Written exercise: Copy out all lines where "numbers" appears.

** Start Entries provided **

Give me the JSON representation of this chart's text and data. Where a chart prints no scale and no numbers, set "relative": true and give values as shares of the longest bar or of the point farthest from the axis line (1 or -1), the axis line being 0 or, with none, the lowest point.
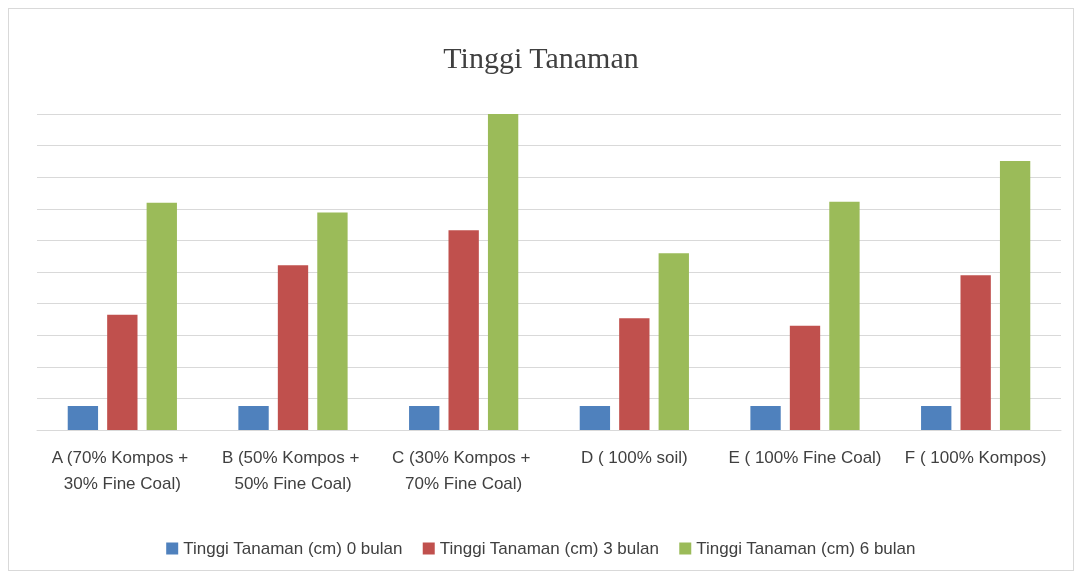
{
  "chart_data": {
    "type": "bar",
    "title": "Tinggi Tanaman",
    "relative": true,
    "grid": "y",
    "legend": "bottom",
    "categories": [
      "A (70% Kompos + 30% Fine Coal)",
      "B (50% Kompos + 50% Fine Coal)",
      "C (30% Kompos + 70% Fine Coal)",
      "D ( 100% soil)",
      "E ( 100% Fine Coal)",
      "F ( 100% Kompos)"
    ],
    "series": [
      {
        "name": "Tinggi Tanaman (cm) 0 bulan",
        "color": "#4f81bd",
        "values": [
          0.076,
          0.076,
          0.076,
          0.076,
          0.076,
          0.076
        ]
      },
      {
        "name": "Tinggi Tanaman (cm) 3 bulan",
        "color": "#c0504d",
        "values": [
          0.365,
          0.521,
          0.632,
          0.354,
          0.33,
          0.49
        ]
      },
      {
        "name": "Tinggi Tanaman (cm) 6 bulan",
        "color": "#9bbb59",
        "values": [
          0.719,
          0.688,
          1,
          0.559,
          0.722,
          0.851
        ]
      }
    ]
  }
}
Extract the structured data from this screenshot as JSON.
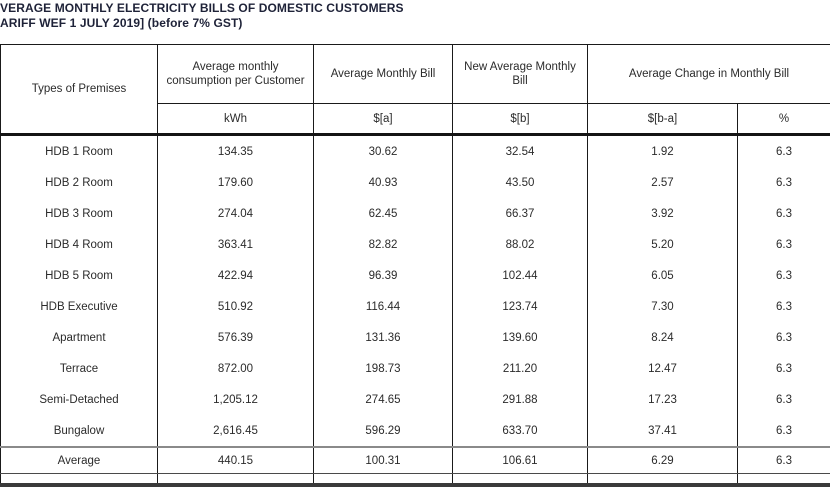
{
  "title": {
    "line1": "VERAGE MONTHLY ELECTRICITY BILLS OF DOMESTIC CUSTOMERS",
    "line2": "ARIFF WEF 1 JULY 2019] (before 7% GST)"
  },
  "colors": {
    "title_text": "#1e2238",
    "table_text": "#2b2b2b",
    "grid_line": "#1a1a1a",
    "average_separator_gray": "#8a8a8a",
    "bottom_rule": "#3a3a3a"
  },
  "table": {
    "headers": {
      "premises": "Types of Premises",
      "consumption": "Average monthly consumption per Customer",
      "avg_bill": "Average Monthly Bill",
      "new_avg_bill": "New Average Monthly Bill",
      "avg_change": "Average Change in Monthly Bill"
    },
    "units": {
      "consumption": "kWh",
      "avg_bill": "$[a]",
      "new_avg_bill": "$[b]",
      "change_amount": "$[b-a]",
      "change_pct": "%"
    },
    "rows": [
      {
        "premises": "HDB 1 Room",
        "kwh": "134.35",
        "bill_a": "30.62",
        "bill_b": "32.54",
        "change": "1.92",
        "pct": "6.3"
      },
      {
        "premises": "HDB 2 Room",
        "kwh": "179.60",
        "bill_a": "40.93",
        "bill_b": "43.50",
        "change": "2.57",
        "pct": "6.3"
      },
      {
        "premises": "HDB 3 Room",
        "kwh": "274.04",
        "bill_a": "62.45",
        "bill_b": "66.37",
        "change": "3.92",
        "pct": "6.3"
      },
      {
        "premises": "HDB 4 Room",
        "kwh": "363.41",
        "bill_a": "82.82",
        "bill_b": "88.02",
        "change": "5.20",
        "pct": "6.3"
      },
      {
        "premises": "HDB 5 Room",
        "kwh": "422.94",
        "bill_a": "96.39",
        "bill_b": "102.44",
        "change": "6.05",
        "pct": "6.3"
      },
      {
        "premises": "HDB Executive",
        "kwh": "510.92",
        "bill_a": "116.44",
        "bill_b": "123.74",
        "change": "7.30",
        "pct": "6.3"
      },
      {
        "premises": "Apartment",
        "kwh": "576.39",
        "bill_a": "131.36",
        "bill_b": "139.60",
        "change": "8.24",
        "pct": "6.3"
      },
      {
        "premises": "Terrace",
        "kwh": "872.00",
        "bill_a": "198.73",
        "bill_b": "211.20",
        "change": "12.47",
        "pct": "6.3"
      },
      {
        "premises": "Semi-Detached",
        "kwh": "1,205.12",
        "bill_a": "274.65",
        "bill_b": "291.88",
        "change": "17.23",
        "pct": "6.3"
      },
      {
        "premises": "Bungalow",
        "kwh": "2,616.45",
        "bill_a": "596.29",
        "bill_b": "633.70",
        "change": "37.41",
        "pct": "6.3"
      }
    ],
    "average_row": {
      "premises": "Average",
      "kwh": "440.15",
      "bill_a": "100.31",
      "bill_b": "106.61",
      "change": "6.29",
      "pct": "6.3"
    }
  }
}
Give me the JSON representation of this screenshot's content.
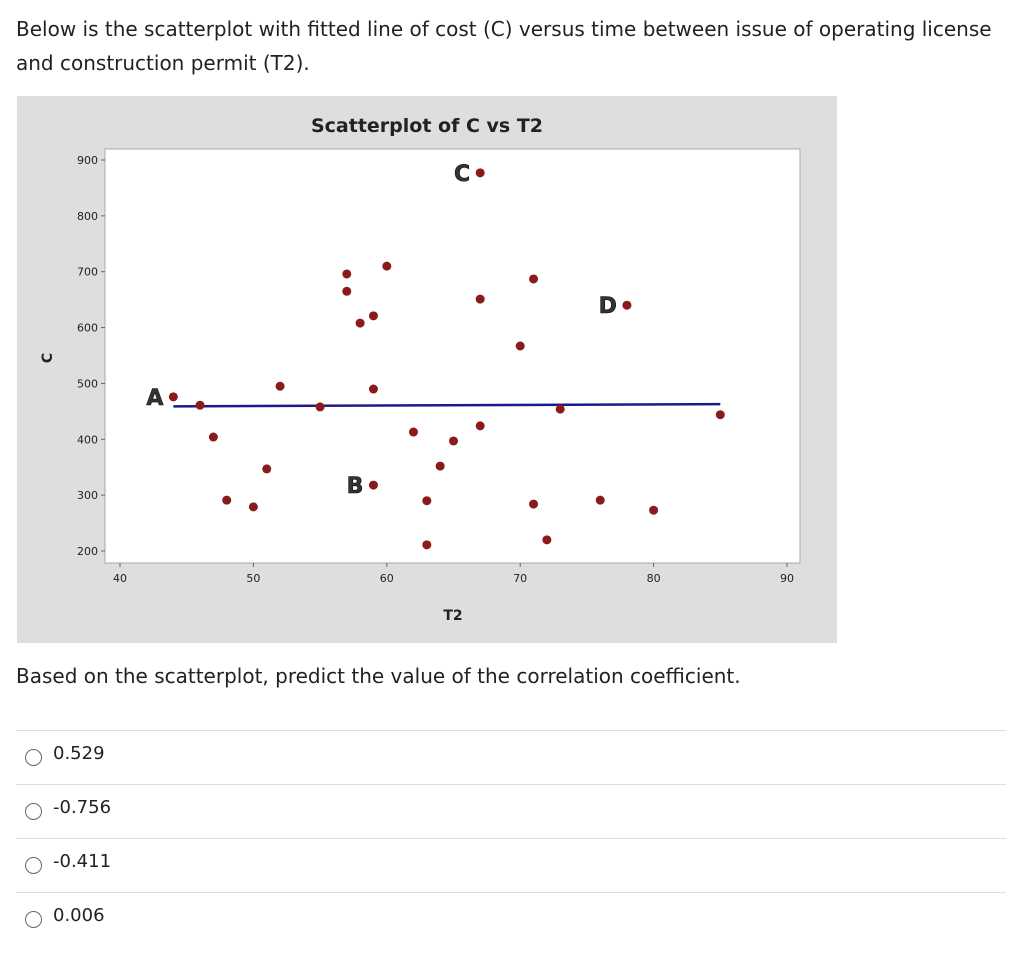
{
  "question": {
    "intro": "Below is the scatterplot with fitted line of cost (C) versus time between issue of operating license and construction permit (T2).",
    "prompt": "Based on the scatterplot, predict the value of the correlation coefficient."
  },
  "options": [
    {
      "label": "0.529",
      "selected": false
    },
    {
      "label": "-0.756",
      "selected": false
    },
    {
      "label": "-0.411",
      "selected": false
    },
    {
      "label": "0.006",
      "selected": false
    }
  ],
  "chart_data": {
    "type": "scatter",
    "title": "Scatterplot of C vs T2",
    "xlabel": "T2",
    "ylabel": "C",
    "xlim": [
      40,
      90
    ],
    "ylim": [
      200,
      900
    ],
    "xticks": [
      40,
      50,
      60,
      70,
      80,
      90
    ],
    "yticks": [
      200,
      300,
      400,
      500,
      600,
      700,
      800,
      900
    ],
    "grid": false,
    "colors": {
      "points": "#8b1a1a",
      "fit_line": "#1a1a8b",
      "panel": "#dedede"
    },
    "points": [
      {
        "x": 44,
        "y": 476,
        "label": "A"
      },
      {
        "x": 46,
        "y": 461
      },
      {
        "x": 47,
        "y": 404
      },
      {
        "x": 48,
        "y": 291
      },
      {
        "x": 50,
        "y": 279
      },
      {
        "x": 51,
        "y": 347
      },
      {
        "x": 52,
        "y": 495
      },
      {
        "x": 55,
        "y": 458
      },
      {
        "x": 57,
        "y": 696
      },
      {
        "x": 57,
        "y": 665
      },
      {
        "x": 58,
        "y": 608
      },
      {
        "x": 59,
        "y": 621
      },
      {
        "x": 60,
        "y": 710
      },
      {
        "x": 59,
        "y": 490
      },
      {
        "x": 59,
        "y": 318,
        "label": "B"
      },
      {
        "x": 62,
        "y": 413
      },
      {
        "x": 63,
        "y": 290
      },
      {
        "x": 63,
        "y": 211
      },
      {
        "x": 64,
        "y": 352
      },
      {
        "x": 65,
        "y": 397
      },
      {
        "x": 67,
        "y": 877,
        "label": "C"
      },
      {
        "x": 67,
        "y": 651
      },
      {
        "x": 67,
        "y": 424
      },
      {
        "x": 70,
        "y": 567
      },
      {
        "x": 71,
        "y": 687
      },
      {
        "x": 71,
        "y": 284
      },
      {
        "x": 72,
        "y": 220
      },
      {
        "x": 73,
        "y": 454
      },
      {
        "x": 76,
        "y": 291
      },
      {
        "x": 78,
        "y": 640,
        "label": "D"
      },
      {
        "x": 80,
        "y": 273
      },
      {
        "x": 85,
        "y": 444
      }
    ],
    "fit_line": {
      "x": [
        44,
        85
      ],
      "y": [
        459,
        463
      ]
    }
  }
}
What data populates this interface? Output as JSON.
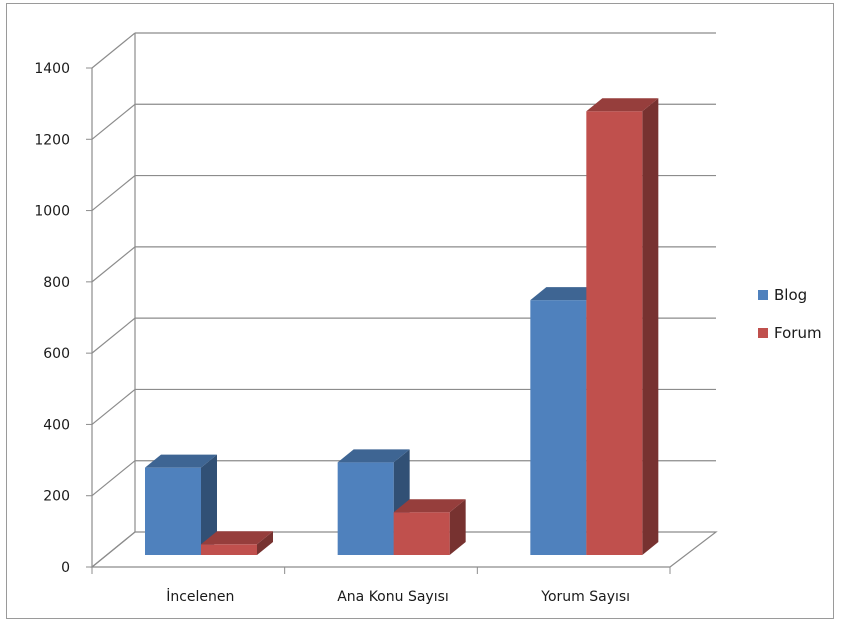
{
  "chart_data": {
    "type": "bar",
    "style": "3d-clustered-column",
    "categories": [
      "İncelenen",
      "Ana Konu Sayısı",
      "Yorum Sayısı"
    ],
    "series": [
      {
        "name": "Blog",
        "values": [
          245,
          260,
          715
        ],
        "color": "#4f81bd"
      },
      {
        "name": "Forum",
        "values": [
          30,
          120,
          1245
        ],
        "color": "#c0504d"
      }
    ],
    "title": "",
    "xlabel": "",
    "ylabel": "",
    "ylim": [
      0,
      1400
    ],
    "yticks": [
      0,
      200,
      400,
      600,
      800,
      1000,
      1200,
      1400
    ],
    "grid": true,
    "legend": "right"
  }
}
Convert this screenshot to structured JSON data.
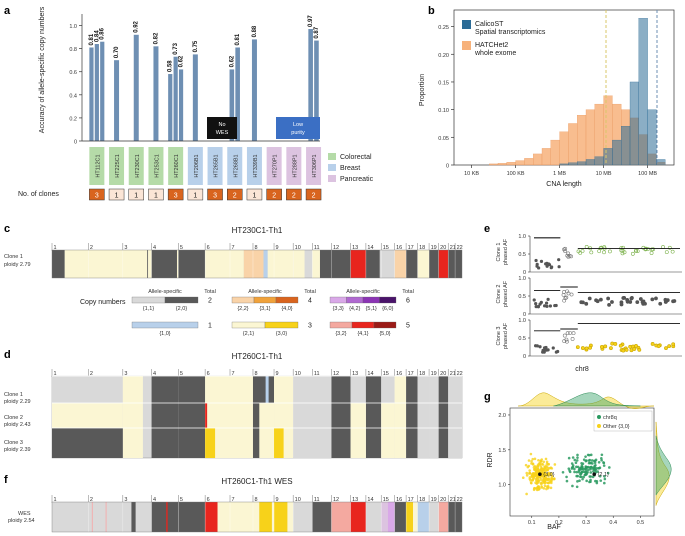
{
  "panels": {
    "a": "a",
    "b": "b",
    "c": "c",
    "d": "d",
    "e": "e",
    "f": "f",
    "g": "g"
  },
  "colors": {
    "bar": "#6e8fb3",
    "colorectal": "#b5dba8",
    "breast": "#b8d0ea",
    "pancreatic": "#dcc3e0",
    "clone_fill_dark": "#d9641e",
    "clone_fill_light": "#fbe5d6",
    "gray_dark": "#595959",
    "gray_light": "#d9d9d9",
    "cream": "#fbf6d3",
    "yellow": "#f7d21a",
    "orange_light": "#f9d3a8",
    "orange_mid": "#f0a23b",
    "red": "#e8251e",
    "purple": "#6b1f82"
  },
  "panel_a": {
    "ylabel": "Accuracy of allele-specific copy numbers",
    "yticks": [
      "0",
      "0.2",
      "0.4",
      "0.6",
      "0.8",
      "1.0"
    ],
    "samples": [
      {
        "name": "HT112C1",
        "type": "colorectal",
        "clones": "3",
        "values": [
          0.81,
          0.84,
          0.86
        ]
      },
      {
        "name": "HT225C1",
        "type": "colorectal",
        "clones": "1",
        "values": [
          0.7
        ]
      },
      {
        "name": "HT230C1",
        "type": "colorectal",
        "clones": "1",
        "values": [
          0.92
        ]
      },
      {
        "name": "HT253C1",
        "type": "colorectal",
        "clones": "1",
        "values": [
          0.82
        ]
      },
      {
        "name": "HT260C1",
        "type": "colorectal",
        "clones": "3",
        "values": [
          0.58,
          0.73,
          0.62
        ]
      },
      {
        "name": "HT206B1",
        "type": "breast",
        "clones": "1",
        "values": [
          0.75
        ]
      },
      {
        "name": "HT265B1",
        "type": "breast",
        "clones": "3",
        "values": []
      },
      {
        "name": "HT268B1",
        "type": "breast",
        "clones": "2",
        "values": [
          0.62,
          0.81
        ]
      },
      {
        "name": "HT339B1",
        "type": "breast",
        "clones": "1",
        "values": [
          0.88
        ]
      },
      {
        "name": "HT270P1",
        "type": "pancreatic",
        "clones": "2",
        "values": []
      },
      {
        "name": "HT288P1",
        "type": "pancreatic",
        "clones": "2",
        "values": []
      },
      {
        "name": "HT306P1",
        "type": "pancreatic",
        "clones": "2",
        "values": [
          0.97,
          0.87
        ]
      }
    ],
    "nowes_label": [
      "No",
      "WES"
    ],
    "lowpurity_label": [
      "Low",
      "purity"
    ],
    "legend": [
      "Colorectal",
      "Breast",
      "Pancreatic"
    ],
    "clones_label": "No. of clones"
  },
  "chart_data": {
    "type": "bar",
    "title": "",
    "xlabel": "CNA length",
    "ylabel": "Proportion",
    "xticks": [
      "10 KB",
      "100 KB",
      "1 MB",
      "10 MB",
      "100 MB"
    ],
    "yticks": [
      "0",
      "0.05",
      "0.10",
      "0.15",
      "0.20",
      "0.25"
    ],
    "ylim": [
      0,
      0.28
    ],
    "log10_x_bin_starts": [
      4.4,
      4.6,
      4.8,
      5.0,
      5.2,
      5.4,
      5.6,
      5.8,
      6.0,
      6.2,
      6.4,
      6.6,
      6.8,
      7.0,
      7.2,
      7.4,
      7.6,
      7.8,
      8.0,
      8.2
    ],
    "series": [
      {
        "name": "CalicoST Spatial transcriptomics",
        "values": [
          0,
          0,
          0,
          0,
          0,
          0,
          0,
          0,
          0.002,
          0.004,
          0.006,
          0.01,
          0.015,
          0.03,
          0.045,
          0.07,
          0.15,
          0.265,
          0.1,
          0.01
        ]
      },
      {
        "name": "HATCHet2 whole exome",
        "values": [
          0.002,
          0.003,
          0.005,
          0.008,
          0.012,
          0.02,
          0.03,
          0.045,
          0.06,
          0.075,
          0.09,
          0.1,
          0.11,
          0.125,
          0.11,
          0.1,
          0.085,
          0.055,
          0.02,
          0.005
        ]
      }
    ],
    "legend_position": "top-left"
  },
  "panel_c": {
    "title": "HT230C1-Th1",
    "row_label": [
      "Clone 1",
      "ploidy 2.79"
    ],
    "chroms": [
      "1",
      "2",
      "3",
      "4",
      "5",
      "6",
      "7",
      "8",
      "9",
      "10",
      "11",
      "12",
      "13",
      "14",
      "15",
      "16",
      "17",
      "18",
      "19",
      "20",
      "21",
      "22"
    ]
  },
  "legend_cn": {
    "heading": "Copy numbers",
    "allele_specific": "Allele-specific",
    "total": "Total",
    "groups": [
      {
        "total": "2",
        "labels": [
          "{1,1}",
          "{2,0}"
        ]
      },
      {
        "total": "4",
        "labels": [
          "{2,2}",
          "{3,1}",
          "{4,0}"
        ]
      },
      {
        "total": "6",
        "labels": [
          "{3,3}",
          "{4,2}",
          "{5,1}",
          "{6,0}"
        ]
      },
      {
        "total": "1",
        "labels": [
          "{1,0}"
        ]
      },
      {
        "total": "3",
        "labels": [
          "{2,1}",
          "{3,0}"
        ]
      },
      {
        "total": "5",
        "labels": [
          "{3,2}",
          "{4,1}",
          "{5,0}"
        ]
      }
    ]
  },
  "panel_d": {
    "title": "HT260C1-Th1",
    "rows": [
      [
        "Clone 1",
        "ploidy 2.29"
      ],
      [
        "Clone 2",
        "ploidy 2.43"
      ],
      [
        "Clone 3",
        "ploidy 2.39"
      ]
    ]
  },
  "panel_e": {
    "ylabels": [
      [
        "Clone 1",
        "phased AF"
      ],
      [
        "Clone 2",
        "phased AF"
      ],
      [
        "Clone 3",
        "phased AF"
      ]
    ],
    "yticks": [
      "0",
      "0.5",
      "1.0"
    ],
    "xlabel": "chr8"
  },
  "panel_f": {
    "title": "HT260C1-Th1 WES",
    "row_label": [
      "WES",
      "ploidy 2.54"
    ]
  },
  "panel_g": {
    "xlabel": "BAF",
    "ylabel": "RDR",
    "xticks": [
      "0.1",
      "0.2",
      "0.3",
      "0.4",
      "0.5"
    ],
    "yticks": [
      "1.0",
      "1.5",
      "2.0"
    ],
    "legend": [
      "chr8q",
      "Other {3,0}"
    ],
    "annotations": [
      "{3,0}",
      "{2,1}"
    ]
  }
}
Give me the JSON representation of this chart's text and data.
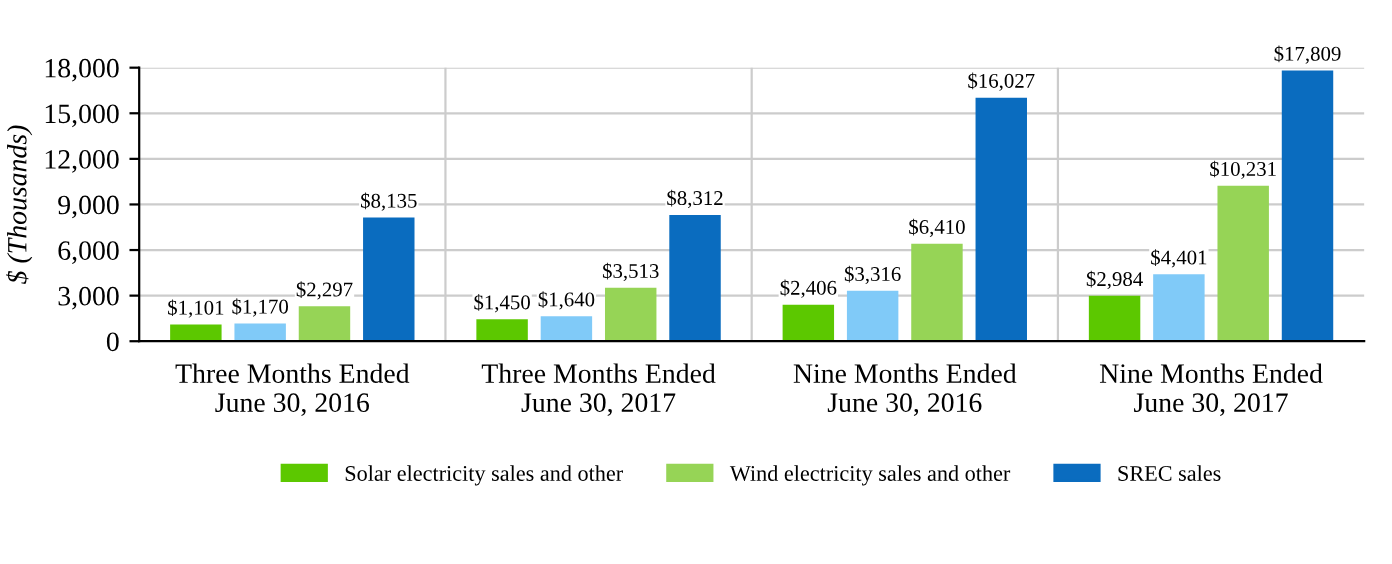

** End Entries provided **

Completed task:
Give me the JSON representation of this chart's text and data. Where a chart prints no scale and no numbers, set "relative": true and give values as shares of the longest bar or of the point farthest from the axis line (1 or -1), the axis line being 0 or, with none, the lowest point.
    "ylabel": "Accuracy of allele-specific copy numbers",
    "heading": "Copy numbers",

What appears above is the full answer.